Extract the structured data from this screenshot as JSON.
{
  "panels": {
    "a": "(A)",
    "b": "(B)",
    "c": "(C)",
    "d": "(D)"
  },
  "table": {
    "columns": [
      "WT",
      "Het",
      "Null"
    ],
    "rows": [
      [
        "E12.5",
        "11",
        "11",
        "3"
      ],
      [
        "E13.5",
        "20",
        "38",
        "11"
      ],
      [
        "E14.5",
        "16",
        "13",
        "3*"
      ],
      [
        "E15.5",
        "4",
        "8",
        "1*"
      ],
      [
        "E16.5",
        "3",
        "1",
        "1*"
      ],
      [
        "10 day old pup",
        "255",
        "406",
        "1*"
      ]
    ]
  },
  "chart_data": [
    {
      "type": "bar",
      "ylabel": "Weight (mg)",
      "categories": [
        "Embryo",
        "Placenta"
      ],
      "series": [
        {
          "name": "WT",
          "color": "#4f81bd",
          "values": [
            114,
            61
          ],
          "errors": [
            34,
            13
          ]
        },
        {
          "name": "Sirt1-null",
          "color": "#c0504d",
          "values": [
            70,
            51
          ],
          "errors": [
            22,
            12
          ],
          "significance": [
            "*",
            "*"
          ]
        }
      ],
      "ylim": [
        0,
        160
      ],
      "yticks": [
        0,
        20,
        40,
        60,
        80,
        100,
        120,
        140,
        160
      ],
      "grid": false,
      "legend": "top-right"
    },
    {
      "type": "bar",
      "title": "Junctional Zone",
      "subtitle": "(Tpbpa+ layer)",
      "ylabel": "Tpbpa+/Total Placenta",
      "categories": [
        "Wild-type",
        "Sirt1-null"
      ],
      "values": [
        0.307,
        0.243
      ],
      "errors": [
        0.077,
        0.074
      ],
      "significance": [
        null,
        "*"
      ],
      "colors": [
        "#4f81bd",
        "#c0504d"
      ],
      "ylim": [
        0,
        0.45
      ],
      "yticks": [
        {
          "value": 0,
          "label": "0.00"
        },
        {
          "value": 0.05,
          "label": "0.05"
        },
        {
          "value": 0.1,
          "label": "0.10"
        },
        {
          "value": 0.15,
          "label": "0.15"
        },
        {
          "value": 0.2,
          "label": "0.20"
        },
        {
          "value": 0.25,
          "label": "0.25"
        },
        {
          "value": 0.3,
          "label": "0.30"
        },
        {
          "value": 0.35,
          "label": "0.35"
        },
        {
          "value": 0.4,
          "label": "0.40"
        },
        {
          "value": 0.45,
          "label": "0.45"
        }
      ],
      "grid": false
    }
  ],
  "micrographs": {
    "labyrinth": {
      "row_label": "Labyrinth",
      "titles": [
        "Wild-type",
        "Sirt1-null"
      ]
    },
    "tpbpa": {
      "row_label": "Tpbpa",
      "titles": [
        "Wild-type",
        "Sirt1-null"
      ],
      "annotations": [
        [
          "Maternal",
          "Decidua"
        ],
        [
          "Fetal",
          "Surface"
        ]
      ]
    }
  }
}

··········

__WHAT NEEDS TO BE DONE__
Return every entry verbatim.

__ANSWER TO THIS EXERCISE__
Extract the structured data from this screenshot as JSON.
{
  "panels": {
    "a": "(A)",
    "b": "(B)",
    "c": "(C)",
    "d": "(D)"
  },
  "table": {
    "columns": [
      "WT",
      "Het",
      "Null"
    ],
    "rows": [
      [
        "E12.5",
        "11",
        "11",
        "3"
      ],
      [
        "E13.5",
        "20",
        "38",
        "11"
      ],
      [
        "E14.5",
        "16",
        "13",
        "3*"
      ],
      [
        "E15.5",
        "4",
        "8",
        "1*"
      ],
      [
        "E16.5",
        "3",
        "1",
        "1*"
      ],
      [
        "10 day old pup",
        "255",
        "406",
        "1*"
      ]
    ]
  },
  "chart_data": [
    {
      "type": "bar",
      "ylabel": "Weight (mg)",
      "categories": [
        "Embryo",
        "Placenta"
      ],
      "series": [
        {
          "name": "WT",
          "color": "#4f81bd",
          "values": [
            114,
            61
          ],
          "errors": [
            34,
            13
          ]
        },
        {
          "name": "Sirt1-null",
          "color": "#c0504d",
          "values": [
            70,
            51
          ],
          "errors": [
            22,
            12
          ],
          "significance": [
            "*",
            "*"
          ]
        }
      ],
      "ylim": [
        0,
        160
      ],
      "yticks": [
        0,
        20,
        40,
        60,
        80,
        100,
        120,
        140,
        160
      ],
      "grid": false,
      "legend": "top-right"
    },
    {
      "type": "bar",
      "title": "Junctional Zone",
      "subtitle": "(Tpbpa+ layer)",
      "ylabel": "Tpbpa+/Total Placenta",
      "categories": [
        "Wild-type",
        "Sirt1-null"
      ],
      "values": [
        0.307,
        0.243
      ],
      "errors": [
        0.077,
        0.074
      ],
      "significance": [
        null,
        "*"
      ],
      "colors": [
        "#4f81bd",
        "#c0504d"
      ],
      "ylim": [
        0,
        0.45
      ],
      "yticks": [
        {
          "value": 0,
          "label": "0.00"
        },
        {
          "value": 0.05,
          "label": "0.05"
        },
        {
          "value": 0.1,
          "label": "0.10"
        },
        {
          "value": 0.15,
          "label": "0.15"
        },
        {
          "value": 0.2,
          "label": "0.20"
        },
        {
          "value": 0.25,
          "label": "0.25"
        },
        {
          "value": 0.3,
          "label": "0.30"
        },
        {
          "value": 0.35,
          "label": "0.35"
        },
        {
          "value": 0.4,
          "label": "0.40"
        },
        {
          "value": 0.45,
          "label": "0.45"
        }
      ],
      "grid": false
    }
  ],
  "micrographs": {
    "labyrinth": {
      "row_label": "Labyrinth",
      "titles": [
        "Wild-type",
        "Sirt1-null"
      ]
    },
    "tpbpa": {
      "row_label": "Tpbpa",
      "titles": [
        "Wild-type",
        "Sirt1-null"
      ],
      "annotations": [
        [
          "Maternal",
          "Decidua"
        ],
        [
          "Fetal",
          "Surface"
        ]
      ]
    }
  }
}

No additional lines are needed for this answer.